Dataset records
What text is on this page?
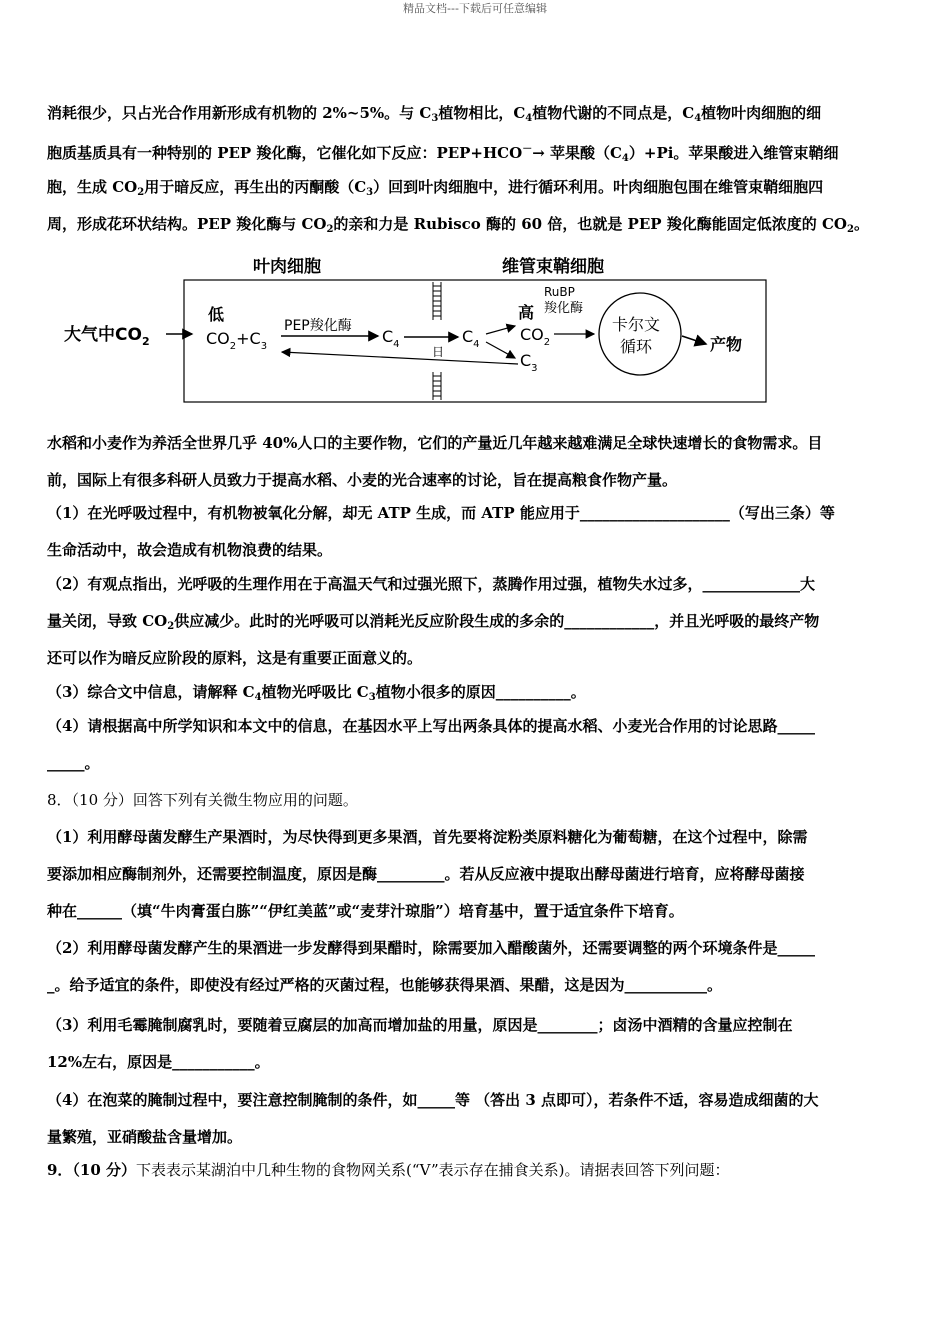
精品文档---下载后可任意编辑
消耗很少，只占光合作用新形成有机物的 2%~5%。与 $C_3$植物相比，$C_4$植物代谢的不同点是，$C_4$植物叶肉细胞的细
胞质基质具有一种特别的 PEP 羧化酶，它催化如下反应：PEP+HCO－→ 苹果酸$(C_4)+Pi$。苹果酸进入维管束鞘细
胞，生成 $CO_2$用于暗反应，再生出的丙酮酸$(C_3)$回到叶肉细胞中，进行循环利用。叶肉细胞包围在维管束鞘细胞四
周，形成花环状结构。PEP 羧化酶与 $CO_2$的亲和力是 Rubisco 酶的 60 倍，也就是 PEP 羧化酶能固定低浓度的 $CO_2$。
叶肉细胞	维管束鞘细胞
大气中$CO_2$
低
$CO_2+C_3$
PEP羧化酶
$C_4$
日
$C_4$
高
$CO_2$
$C_3$
RuBP
羧化酶
卡尔文
循环	产物
水稻和小麦作为养活全世界几乎 40%人口的主要作物，它们的产量近几年越来越难满足全球快速增长的食物需求。目
前，国际上有很多科研人员致力于提高水稻、小麦的光合速率的讨论，旨在提高粮食作物产量。
（1）在光呼吸过程中，有机物被氧化分解，却无 ATP 生成，而 ATP 能应用于____________________（写出三条）等
生命活动中，故会造成有机物浪费的结果。
（2）有观点指出，光呼吸的生理作用在于高温天气和过强光照下，蒸腾作用过强，植物失水过多，_____________大
量关闭，导致 $CO_2$供应减少。此时的光呼吸可以消耗光反应阶段生成的多余的____________，并且光呼吸的最终产物
还可以作为暗反应阶段的原料，这是有重要正面意义的。
（3）综合文中信息，请解释 $C_4$植物光呼吸比 $C_3$植物小很多的原因__________。
（4）请根据高中所学知识和本文中的信息，在基因水平上写出两条具体的提高水稻、小麦光合作用的讨论思路_____
_____。
8．（10 分）回答下列有关微生物应用的问题。
（1）利用酵母菌发酵生产果酒时，为尽快得到更多果酒，首先要将淀粉类原料糖化为葡萄糖，在这个过程中，除需
要添加相应酶制剂外，还需要控制温度，原因是酶_________。若从反应液中提取出酵母菌进行培育，应将酵母菌接
种在______（填“牛肉膏蛋白胨”“伊红美蓝”或“麦芽汁琼脂”）培育基中，置于适宜条件下培育。
（2）利用酵母菌发酵产生的果酒进一步发酵得到果醋时，除需要加入醋酸菌外，还需要调整的两个环境条件是_____
_。给予适宜的条件，即使没有经过严格的灭菌过程，也能够获得果酒、果醋，这是因为___________。
（3）利用毛霉腌制腐乳时，要随着豆腐层的加高而增加盐的用量，原因是________；卤汤中酒精的含量应控制在
12%左右，原因是___________。
（4）在泡菜的腌制过程中，要注意控制腌制的条件，如_____等 （答出 3 点即可），若条件不适，容易造成细菌的大
量繁殖，亚硝酸盐含量增加。
9．（10 分）下表表示某湖泊中几种生物的食物网关系(“V”表示存在捕食关系)。请据表回答下列问题：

**GOAL**
Without including any pictures, output all the entries above exactly.

**SOLUTION TO THIS PROBLEM**
What text is on this page?
精品文档---下载后可任意编辑
消耗很少，只占光合作用新形成有机物的 2%~5%。与 $C_3$植物相比，$C_4$植物代谢的不同点是，$C_4$植物叶肉细胞的细
胞质基质具有一种特别的 PEP 羧化酶，它催化如下反应：PEP+HCO－→ 苹果酸$(C_4)+Pi$。苹果酸进入维管束鞘细
胞，生成 $CO_2$用于暗反应，再生出的丙酮酸$(C_3)$回到叶肉细胞中，进行循环利用。叶肉细胞包围在维管束鞘细胞四
周，形成花环状结构。PEP 羧化酶与 $CO_2$的亲和力是 Rubisco 酶的 60 倍，也就是 PEP 羧化酶能固定低浓度的 $CO_2$。
叶肉细胞	维管束鞘细胞
大气中$CO_2$
低
$CO_2+C_3$
PEP羧化酶
$C_4$
日
$C_4$
高
$CO_2$
$C_3$
RuBP
羧化酶
卡尔文
循环	产物
水稻和小麦作为养活全世界几乎 40%人口的主要作物，它们的产量近几年越来越难满足全球快速增长的食物需求。目
前，国际上有很多科研人员致力于提高水稻、小麦的光合速率的讨论，旨在提高粮食作物产量。
（1）在光呼吸过程中，有机物被氧化分解，却无 ATP 生成，而 ATP 能应用于____________________（写出三条）等
生命活动中，故会造成有机物浪费的结果。
（2）有观点指出，光呼吸的生理作用在于高温天气和过强光照下，蒸腾作用过强，植物失水过多，_____________大
量关闭，导致 $CO_2$供应减少。此时的光呼吸可以消耗光反应阶段生成的多余的____________，并且光呼吸的最终产物
还可以作为暗反应阶段的原料，这是有重要正面意义的。
（3）综合文中信息，请解释 $C_4$植物光呼吸比 $C_3$植物小很多的原因__________。
（4）请根据高中所学知识和本文中的信息，在基因水平上写出两条具体的提高水稻、小麦光合作用的讨论思路_____
_____。
8．（10 分）回答下列有关微生物应用的问题。
（1）利用酵母菌发酵生产果酒时，为尽快得到更多果酒，首先要将淀粉类原料糖化为葡萄糖，在这个过程中，除需
要添加相应酶制剂外，还需要控制温度，原因是酶_________。若从反应液中提取出酵母菌进行培育，应将酵母菌接
种在______（填“牛肉膏蛋白胨”“伊红美蓝”或“麦芽汁琼脂”）培育基中，置于适宜条件下培育。
（2）利用酵母菌发酵产生的果酒进一步发酵得到果醋时，除需要加入醋酸菌外，还需要调整的两个环境条件是_____
_。给予适宜的条件，即使没有经过严格的灭菌过程，也能够获得果酒、果醋，这是因为___________。
（3）利用毛霉腌制腐乳时，要随着豆腐层的加高而增加盐的用量，原因是________；卤汤中酒精的含量应控制在
12%左右，原因是___________。
（4）在泡菜的腌制过程中，要注意控制腌制的条件，如_____等 （答出 3 点即可），若条件不适，容易造成细菌的大
量繁殖，亚硝酸盐含量增加。
9．（10 分）下表表示某湖泊中几种生物的食物网关系(“V”表示存在捕食关系)。请据表回答下列问题：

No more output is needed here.